=== Working data ===
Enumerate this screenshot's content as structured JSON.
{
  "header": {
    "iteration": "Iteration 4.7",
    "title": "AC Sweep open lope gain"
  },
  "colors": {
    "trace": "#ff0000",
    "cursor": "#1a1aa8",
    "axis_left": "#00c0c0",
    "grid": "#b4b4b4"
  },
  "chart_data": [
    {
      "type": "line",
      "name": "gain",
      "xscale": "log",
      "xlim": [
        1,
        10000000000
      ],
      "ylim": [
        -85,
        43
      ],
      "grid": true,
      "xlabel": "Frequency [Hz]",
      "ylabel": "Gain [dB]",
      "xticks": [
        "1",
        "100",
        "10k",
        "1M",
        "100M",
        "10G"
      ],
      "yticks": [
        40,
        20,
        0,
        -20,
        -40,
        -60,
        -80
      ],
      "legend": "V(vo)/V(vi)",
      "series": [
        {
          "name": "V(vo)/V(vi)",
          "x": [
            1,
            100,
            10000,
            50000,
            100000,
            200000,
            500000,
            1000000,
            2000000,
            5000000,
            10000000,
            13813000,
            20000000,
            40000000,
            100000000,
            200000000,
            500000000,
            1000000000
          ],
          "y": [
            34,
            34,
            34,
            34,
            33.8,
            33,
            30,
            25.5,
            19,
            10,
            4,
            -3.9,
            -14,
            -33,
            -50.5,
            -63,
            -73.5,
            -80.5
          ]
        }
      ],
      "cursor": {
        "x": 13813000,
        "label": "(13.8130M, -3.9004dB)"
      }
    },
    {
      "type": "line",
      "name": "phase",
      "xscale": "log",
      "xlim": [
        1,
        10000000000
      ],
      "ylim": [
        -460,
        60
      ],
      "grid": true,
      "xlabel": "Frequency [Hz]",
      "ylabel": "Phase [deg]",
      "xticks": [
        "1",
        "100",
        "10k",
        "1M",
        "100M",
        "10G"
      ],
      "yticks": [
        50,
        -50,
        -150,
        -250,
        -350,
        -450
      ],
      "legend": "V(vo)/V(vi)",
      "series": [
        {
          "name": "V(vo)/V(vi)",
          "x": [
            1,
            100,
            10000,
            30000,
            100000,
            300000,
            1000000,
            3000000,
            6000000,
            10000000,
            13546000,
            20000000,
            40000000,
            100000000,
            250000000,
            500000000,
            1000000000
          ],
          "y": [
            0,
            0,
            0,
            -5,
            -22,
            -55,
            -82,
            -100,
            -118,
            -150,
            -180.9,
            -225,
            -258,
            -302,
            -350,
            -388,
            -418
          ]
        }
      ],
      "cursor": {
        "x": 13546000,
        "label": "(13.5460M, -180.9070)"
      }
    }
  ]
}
===
=== Task ===
Copy out the full listing exactly.

=== Task response ===
Enumerate this screenshot's content as structured JSON.
{
  "header": {
    "iteration": "Iteration 4.7",
    "title": "AC Sweep open lope gain"
  },
  "colors": {
    "trace": "#ff0000",
    "cursor": "#1a1aa8",
    "axis_left": "#00c0c0",
    "grid": "#b4b4b4"
  },
  "chart_data": [
    {
      "type": "line",
      "name": "gain",
      "xscale": "log",
      "xlim": [
        1,
        10000000000
      ],
      "ylim": [
        -85,
        43
      ],
      "grid": true,
      "xlabel": "Frequency [Hz]",
      "ylabel": "Gain [dB]",
      "xticks": [
        "1",
        "100",
        "10k",
        "1M",
        "100M",
        "10G"
      ],
      "yticks": [
        40,
        20,
        0,
        -20,
        -40,
        -60,
        -80
      ],
      "legend": "V(vo)/V(vi)",
      "series": [
        {
          "name": "V(vo)/V(vi)",
          "x": [
            1,
            100,
            10000,
            50000,
            100000,
            200000,
            500000,
            1000000,
            2000000,
            5000000,
            10000000,
            13813000,
            20000000,
            40000000,
            100000000,
            200000000,
            500000000,
            1000000000
          ],
          "y": [
            34,
            34,
            34,
            34,
            33.8,
            33,
            30,
            25.5,
            19,
            10,
            4,
            -3.9,
            -14,
            -33,
            -50.5,
            -63,
            -73.5,
            -80.5
          ]
        }
      ],
      "cursor": {
        "x": 13813000,
        "label": "(13.8130M, -3.9004dB)"
      }
    },
    {
      "type": "line",
      "name": "phase",
      "xscale": "log",
      "xlim": [
        1,
        10000000000
      ],
      "ylim": [
        -460,
        60
      ],
      "grid": true,
      "xlabel": "Frequency [Hz]",
      "ylabel": "Phase [deg]",
      "xticks": [
        "1",
        "100",
        "10k",
        "1M",
        "100M",
        "10G"
      ],
      "yticks": [
        50,
        -50,
        -150,
        -250,
        -350,
        -450
      ],
      "legend": "V(vo)/V(vi)",
      "series": [
        {
          "name": "V(vo)/V(vi)",
          "x": [
            1,
            100,
            10000,
            30000,
            100000,
            300000,
            1000000,
            3000000,
            6000000,
            10000000,
            13546000,
            20000000,
            40000000,
            100000000,
            250000000,
            500000000,
            1000000000
          ],
          "y": [
            0,
            0,
            0,
            -5,
            -22,
            -55,
            -82,
            -100,
            -118,
            -150,
            -180.9,
            -225,
            -258,
            -302,
            -350,
            -388,
            -418
          ]
        }
      ],
      "cursor": {
        "x": 13546000,
        "label": "(13.5460M, -180.9070)"
      }
    }
  ]
}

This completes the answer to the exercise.